WRITTEN TASK |
Each line from the one that holds "Transcribe the text in this document." to the end of the records is to be retyped exactly. Pictures are not part of the copy.
══════════════════════════════
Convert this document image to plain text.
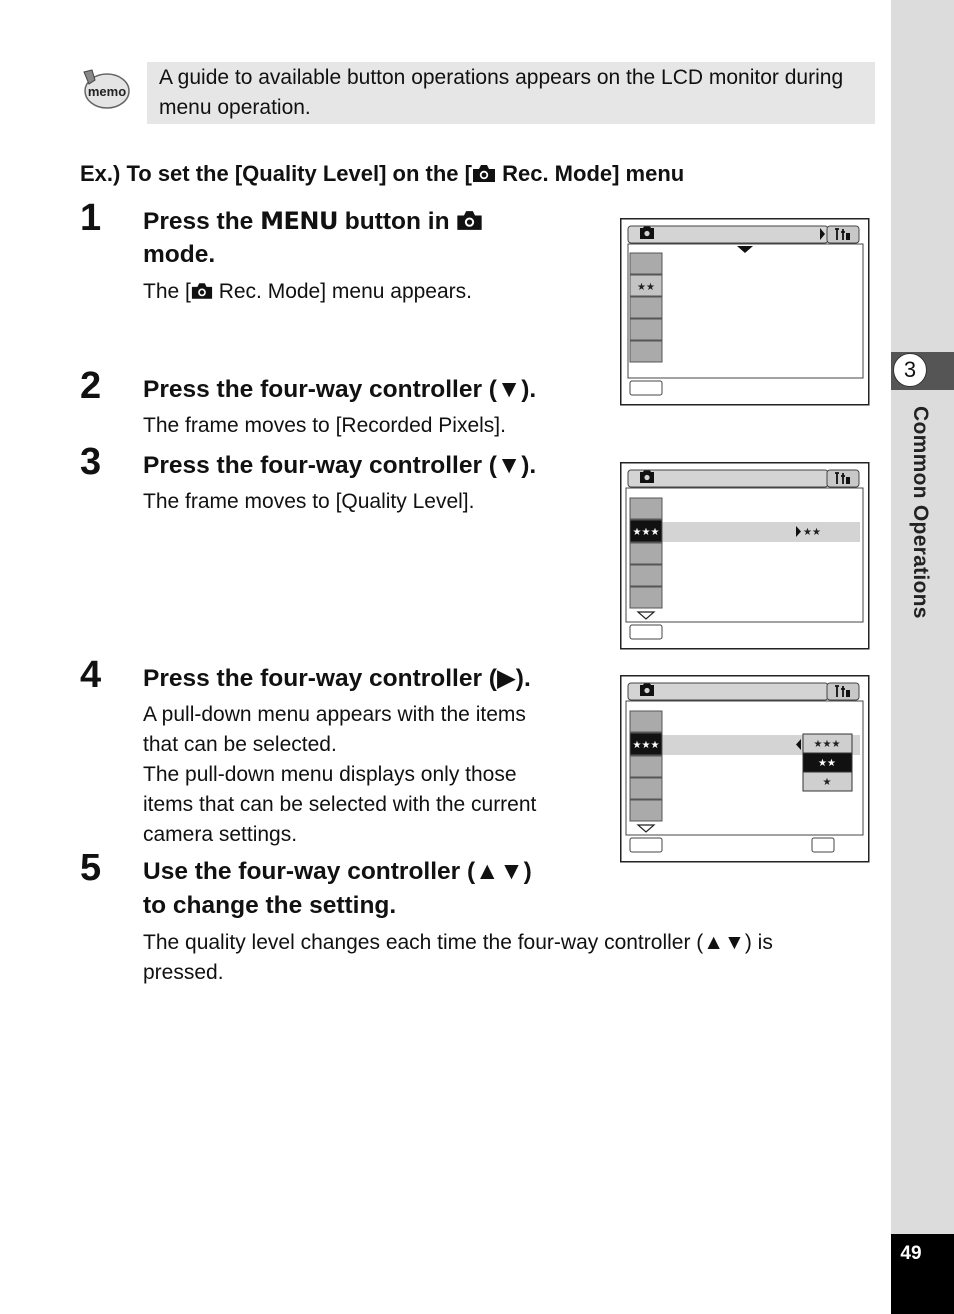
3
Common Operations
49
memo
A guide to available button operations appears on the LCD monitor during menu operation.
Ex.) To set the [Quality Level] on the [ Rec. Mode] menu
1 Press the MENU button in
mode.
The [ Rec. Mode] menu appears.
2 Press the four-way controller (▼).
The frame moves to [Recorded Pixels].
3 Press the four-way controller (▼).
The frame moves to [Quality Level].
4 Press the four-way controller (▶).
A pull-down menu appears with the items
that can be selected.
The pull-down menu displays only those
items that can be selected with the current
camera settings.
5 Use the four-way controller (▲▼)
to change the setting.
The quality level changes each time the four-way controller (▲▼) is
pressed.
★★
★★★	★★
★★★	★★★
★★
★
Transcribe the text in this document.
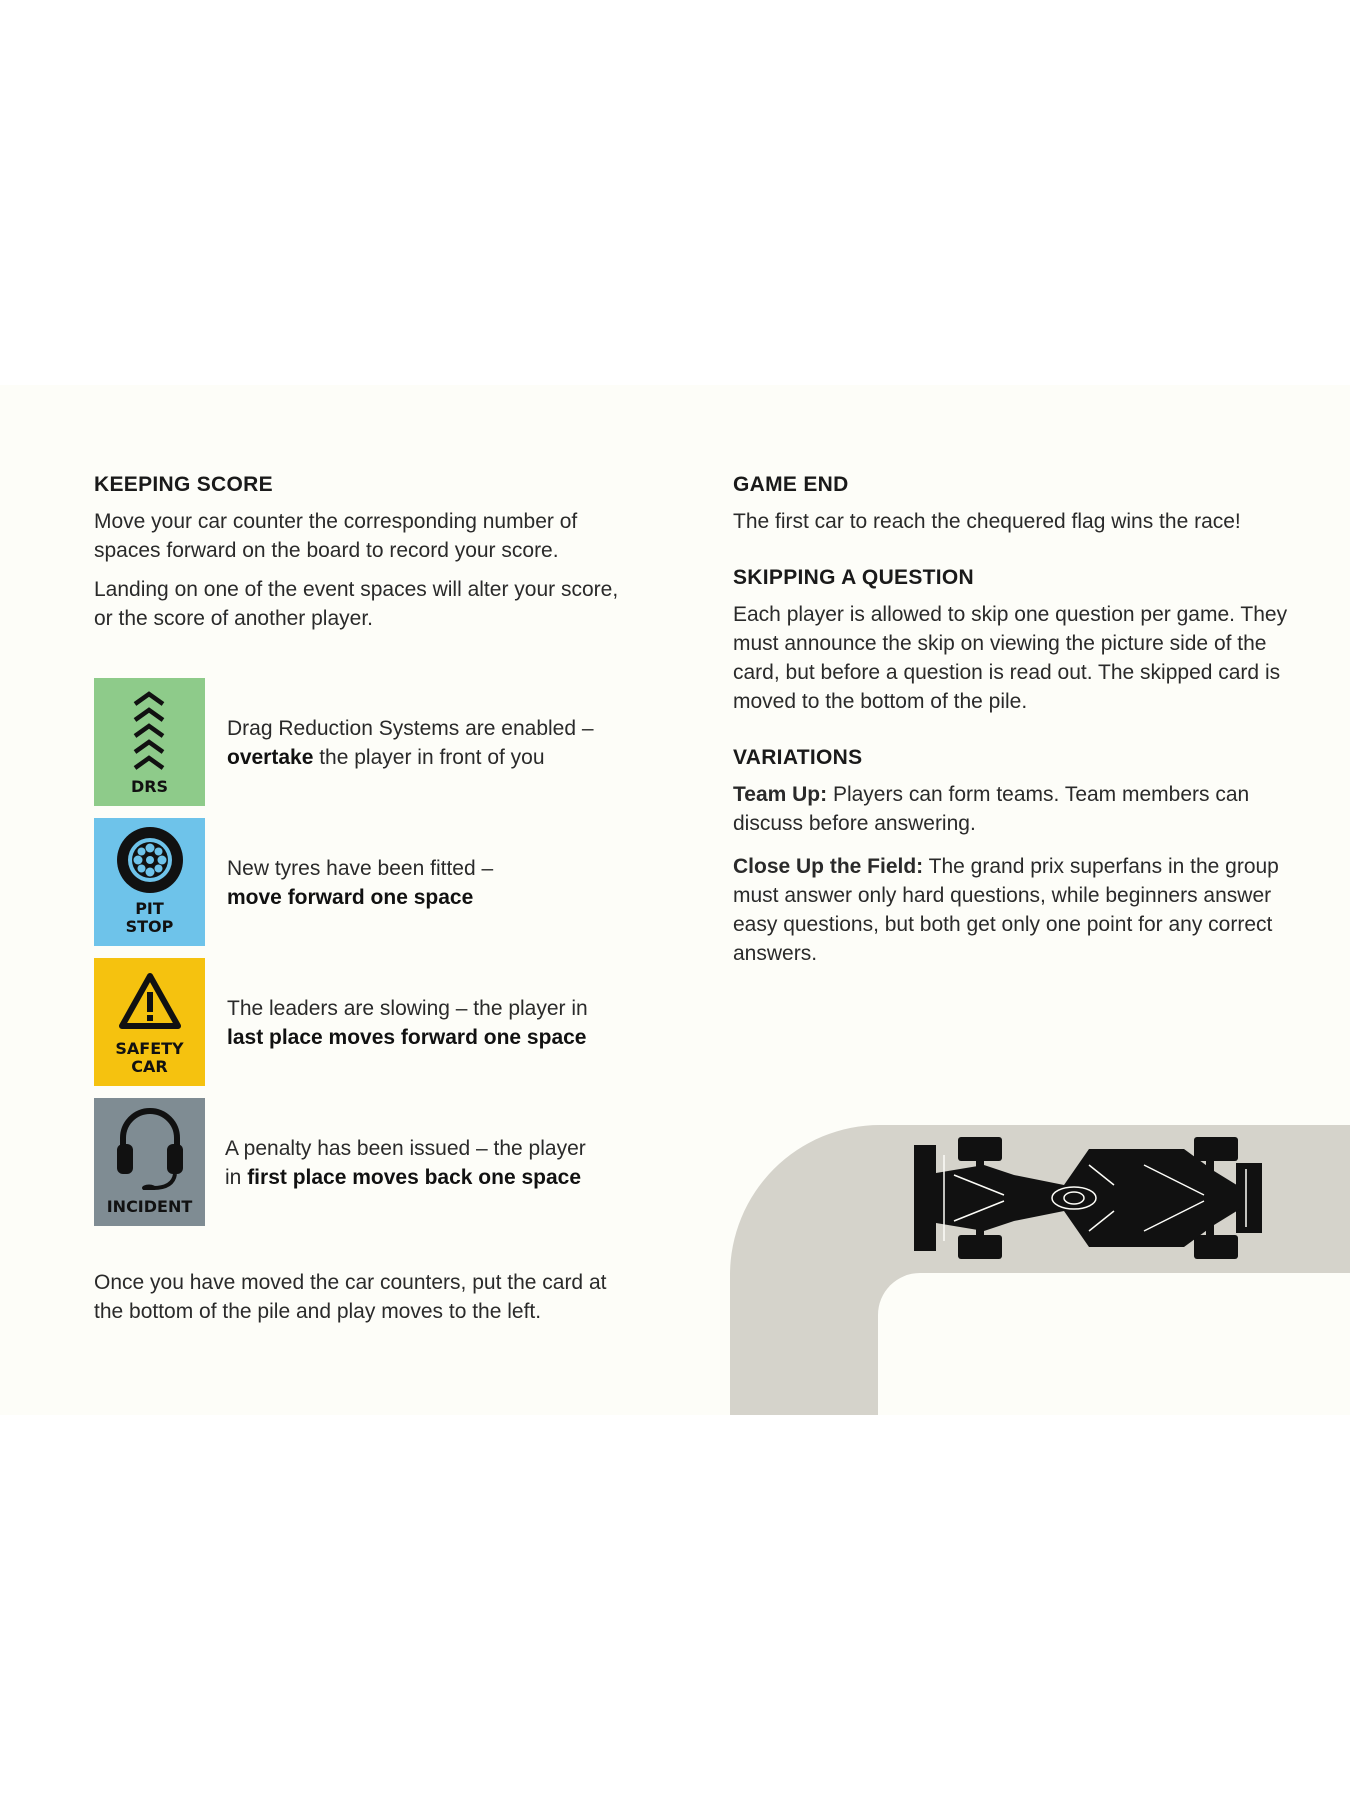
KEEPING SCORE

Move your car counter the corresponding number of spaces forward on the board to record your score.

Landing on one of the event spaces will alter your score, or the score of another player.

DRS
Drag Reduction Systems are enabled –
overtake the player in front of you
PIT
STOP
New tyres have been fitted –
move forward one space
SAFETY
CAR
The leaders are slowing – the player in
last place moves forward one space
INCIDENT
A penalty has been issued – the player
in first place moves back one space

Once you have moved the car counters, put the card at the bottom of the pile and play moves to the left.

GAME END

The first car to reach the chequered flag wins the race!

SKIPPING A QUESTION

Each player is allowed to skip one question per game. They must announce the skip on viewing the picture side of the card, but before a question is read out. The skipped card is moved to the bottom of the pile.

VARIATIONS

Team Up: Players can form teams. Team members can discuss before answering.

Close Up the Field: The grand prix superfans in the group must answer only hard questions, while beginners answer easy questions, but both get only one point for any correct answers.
══════════════════════════════
FINAL RESULT |
Transcribe the text in this document.
KEEPING SCORE

Move your car counter the corresponding number of spaces forward on the board to record your score.

Landing on one of the event spaces will alter your score, or the score of another player.

DRS
Drag Reduction Systems are enabled –
overtake the player in front of you
PIT
STOP
New tyres have been fitted –
move forward one space
SAFETY
CAR
The leaders are slowing – the player in
last place moves forward one space
INCIDENT
A penalty has been issued – the player
in first place moves back one space

Once you have moved the car counters, put the card at the bottom of the pile and play moves to the left.

GAME END

The first car to reach the chequered flag wins the race!

SKIPPING A QUESTION

Each player is allowed to skip one question per game. They must announce the skip on viewing the picture side of the card, but before a question is read out. The skipped card is moved to the bottom of the pile.

VARIATIONS

Team Up: Players can form teams. Team members can discuss before answering.

Close Up the Field: The grand prix superfans in the group must answer only hard questions, while beginners answer easy questions, but both get only one point for any correct answers.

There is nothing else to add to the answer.